§ **Direction**
Count the lines containing "title" in the entries underneath, and state that count without anything else.

== Provided material ==

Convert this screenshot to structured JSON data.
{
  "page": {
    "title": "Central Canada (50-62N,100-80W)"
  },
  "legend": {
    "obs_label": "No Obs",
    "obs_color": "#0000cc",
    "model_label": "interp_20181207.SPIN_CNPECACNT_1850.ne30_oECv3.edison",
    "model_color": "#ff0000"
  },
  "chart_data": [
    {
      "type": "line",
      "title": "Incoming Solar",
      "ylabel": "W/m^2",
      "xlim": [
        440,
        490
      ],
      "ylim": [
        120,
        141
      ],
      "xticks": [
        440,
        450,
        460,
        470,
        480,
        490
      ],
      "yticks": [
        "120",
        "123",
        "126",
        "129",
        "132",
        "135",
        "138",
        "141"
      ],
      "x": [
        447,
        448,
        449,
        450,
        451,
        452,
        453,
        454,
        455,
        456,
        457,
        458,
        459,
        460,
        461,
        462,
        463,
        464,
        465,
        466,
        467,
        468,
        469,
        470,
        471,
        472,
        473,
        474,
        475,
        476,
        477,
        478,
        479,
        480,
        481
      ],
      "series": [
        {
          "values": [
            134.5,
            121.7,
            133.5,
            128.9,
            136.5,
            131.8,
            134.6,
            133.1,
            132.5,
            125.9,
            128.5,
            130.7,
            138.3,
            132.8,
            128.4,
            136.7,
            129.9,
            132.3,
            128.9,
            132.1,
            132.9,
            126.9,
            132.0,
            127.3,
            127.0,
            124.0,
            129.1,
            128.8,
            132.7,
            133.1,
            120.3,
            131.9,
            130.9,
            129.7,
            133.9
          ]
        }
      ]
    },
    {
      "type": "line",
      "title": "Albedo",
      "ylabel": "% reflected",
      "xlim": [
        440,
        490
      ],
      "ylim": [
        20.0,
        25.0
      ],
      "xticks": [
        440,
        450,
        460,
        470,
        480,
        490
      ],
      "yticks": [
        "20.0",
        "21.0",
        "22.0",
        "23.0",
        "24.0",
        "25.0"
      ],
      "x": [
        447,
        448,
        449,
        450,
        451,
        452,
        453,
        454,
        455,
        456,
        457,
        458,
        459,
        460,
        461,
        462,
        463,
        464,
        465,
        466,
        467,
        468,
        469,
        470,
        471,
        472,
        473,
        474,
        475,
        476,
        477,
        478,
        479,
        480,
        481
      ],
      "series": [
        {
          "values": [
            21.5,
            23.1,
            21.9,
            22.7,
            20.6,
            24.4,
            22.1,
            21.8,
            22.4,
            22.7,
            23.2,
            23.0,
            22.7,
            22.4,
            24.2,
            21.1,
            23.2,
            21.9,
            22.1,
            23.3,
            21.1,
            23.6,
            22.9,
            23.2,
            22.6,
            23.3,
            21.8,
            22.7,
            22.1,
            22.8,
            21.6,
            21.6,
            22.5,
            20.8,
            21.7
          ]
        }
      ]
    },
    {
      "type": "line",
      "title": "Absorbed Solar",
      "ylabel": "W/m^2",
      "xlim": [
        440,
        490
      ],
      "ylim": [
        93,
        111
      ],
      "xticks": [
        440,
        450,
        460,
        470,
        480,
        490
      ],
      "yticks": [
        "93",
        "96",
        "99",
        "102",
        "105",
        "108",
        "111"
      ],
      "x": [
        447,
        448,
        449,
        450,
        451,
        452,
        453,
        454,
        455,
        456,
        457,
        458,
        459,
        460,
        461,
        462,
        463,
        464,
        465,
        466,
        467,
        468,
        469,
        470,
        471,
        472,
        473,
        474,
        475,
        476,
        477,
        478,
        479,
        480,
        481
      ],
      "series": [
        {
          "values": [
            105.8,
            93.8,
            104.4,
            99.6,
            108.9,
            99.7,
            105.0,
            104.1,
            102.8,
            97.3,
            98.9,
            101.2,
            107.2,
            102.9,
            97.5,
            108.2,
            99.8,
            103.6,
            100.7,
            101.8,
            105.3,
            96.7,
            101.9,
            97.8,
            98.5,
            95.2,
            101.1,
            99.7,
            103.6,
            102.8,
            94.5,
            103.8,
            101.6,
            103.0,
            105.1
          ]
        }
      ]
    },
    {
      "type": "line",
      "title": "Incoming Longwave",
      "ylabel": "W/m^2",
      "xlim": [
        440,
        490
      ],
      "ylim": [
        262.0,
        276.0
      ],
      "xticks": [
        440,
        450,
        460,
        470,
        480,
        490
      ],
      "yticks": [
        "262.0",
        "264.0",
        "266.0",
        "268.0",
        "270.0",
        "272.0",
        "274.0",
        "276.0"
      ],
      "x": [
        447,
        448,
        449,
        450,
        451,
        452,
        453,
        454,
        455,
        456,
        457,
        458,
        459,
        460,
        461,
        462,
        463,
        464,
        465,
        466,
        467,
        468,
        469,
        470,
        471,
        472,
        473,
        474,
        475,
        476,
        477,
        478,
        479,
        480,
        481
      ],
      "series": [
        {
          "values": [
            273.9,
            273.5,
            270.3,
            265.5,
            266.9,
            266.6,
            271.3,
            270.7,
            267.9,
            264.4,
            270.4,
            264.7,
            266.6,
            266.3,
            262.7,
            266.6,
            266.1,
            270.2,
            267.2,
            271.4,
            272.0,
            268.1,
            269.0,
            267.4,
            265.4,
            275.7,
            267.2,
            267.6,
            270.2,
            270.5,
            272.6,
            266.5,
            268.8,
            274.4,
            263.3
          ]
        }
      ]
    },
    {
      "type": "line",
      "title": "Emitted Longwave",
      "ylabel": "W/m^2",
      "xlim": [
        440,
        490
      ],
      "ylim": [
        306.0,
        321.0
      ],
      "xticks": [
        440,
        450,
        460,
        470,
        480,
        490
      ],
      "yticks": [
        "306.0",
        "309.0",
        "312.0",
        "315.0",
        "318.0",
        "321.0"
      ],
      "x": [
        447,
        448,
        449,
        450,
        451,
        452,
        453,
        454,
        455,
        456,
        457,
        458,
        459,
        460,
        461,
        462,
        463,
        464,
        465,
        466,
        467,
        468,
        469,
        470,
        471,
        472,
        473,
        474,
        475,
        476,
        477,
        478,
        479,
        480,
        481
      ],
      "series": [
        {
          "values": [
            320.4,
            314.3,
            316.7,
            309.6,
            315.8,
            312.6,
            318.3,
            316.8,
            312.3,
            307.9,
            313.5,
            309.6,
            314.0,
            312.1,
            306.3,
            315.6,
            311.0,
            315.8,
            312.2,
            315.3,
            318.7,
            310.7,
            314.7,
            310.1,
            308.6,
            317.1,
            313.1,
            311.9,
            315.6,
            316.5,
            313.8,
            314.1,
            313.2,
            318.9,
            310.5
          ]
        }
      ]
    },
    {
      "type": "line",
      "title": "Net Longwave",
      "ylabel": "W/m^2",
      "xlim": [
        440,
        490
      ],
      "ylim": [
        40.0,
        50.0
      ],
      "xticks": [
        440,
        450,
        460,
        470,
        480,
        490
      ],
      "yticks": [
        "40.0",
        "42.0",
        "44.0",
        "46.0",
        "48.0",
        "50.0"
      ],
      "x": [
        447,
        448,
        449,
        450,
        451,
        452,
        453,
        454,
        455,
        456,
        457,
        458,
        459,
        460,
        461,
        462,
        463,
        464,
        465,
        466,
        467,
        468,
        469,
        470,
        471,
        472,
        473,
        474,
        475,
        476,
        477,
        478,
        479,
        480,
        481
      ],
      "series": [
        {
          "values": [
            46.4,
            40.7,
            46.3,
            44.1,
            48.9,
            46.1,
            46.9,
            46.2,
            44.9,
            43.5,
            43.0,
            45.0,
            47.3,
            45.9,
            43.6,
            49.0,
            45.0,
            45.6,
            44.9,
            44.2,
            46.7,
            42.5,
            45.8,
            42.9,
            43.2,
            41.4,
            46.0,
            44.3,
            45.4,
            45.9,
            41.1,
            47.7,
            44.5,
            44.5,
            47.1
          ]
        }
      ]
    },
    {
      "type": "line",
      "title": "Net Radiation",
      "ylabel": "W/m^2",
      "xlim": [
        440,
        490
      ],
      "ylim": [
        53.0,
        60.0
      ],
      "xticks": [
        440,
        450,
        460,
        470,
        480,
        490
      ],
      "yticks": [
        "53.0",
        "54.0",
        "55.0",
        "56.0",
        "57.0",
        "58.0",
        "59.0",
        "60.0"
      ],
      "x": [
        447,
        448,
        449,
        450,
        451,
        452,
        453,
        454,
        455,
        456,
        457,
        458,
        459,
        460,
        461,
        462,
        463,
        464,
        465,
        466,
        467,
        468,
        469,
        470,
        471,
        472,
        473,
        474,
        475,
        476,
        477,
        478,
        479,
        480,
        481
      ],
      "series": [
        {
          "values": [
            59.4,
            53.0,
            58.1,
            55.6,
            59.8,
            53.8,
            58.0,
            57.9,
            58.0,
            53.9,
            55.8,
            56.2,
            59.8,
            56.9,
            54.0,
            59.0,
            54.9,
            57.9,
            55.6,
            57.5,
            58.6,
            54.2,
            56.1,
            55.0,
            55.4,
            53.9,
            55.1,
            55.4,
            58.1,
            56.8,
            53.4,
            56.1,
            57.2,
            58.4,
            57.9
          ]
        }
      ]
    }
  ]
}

===

§ **Written response**
8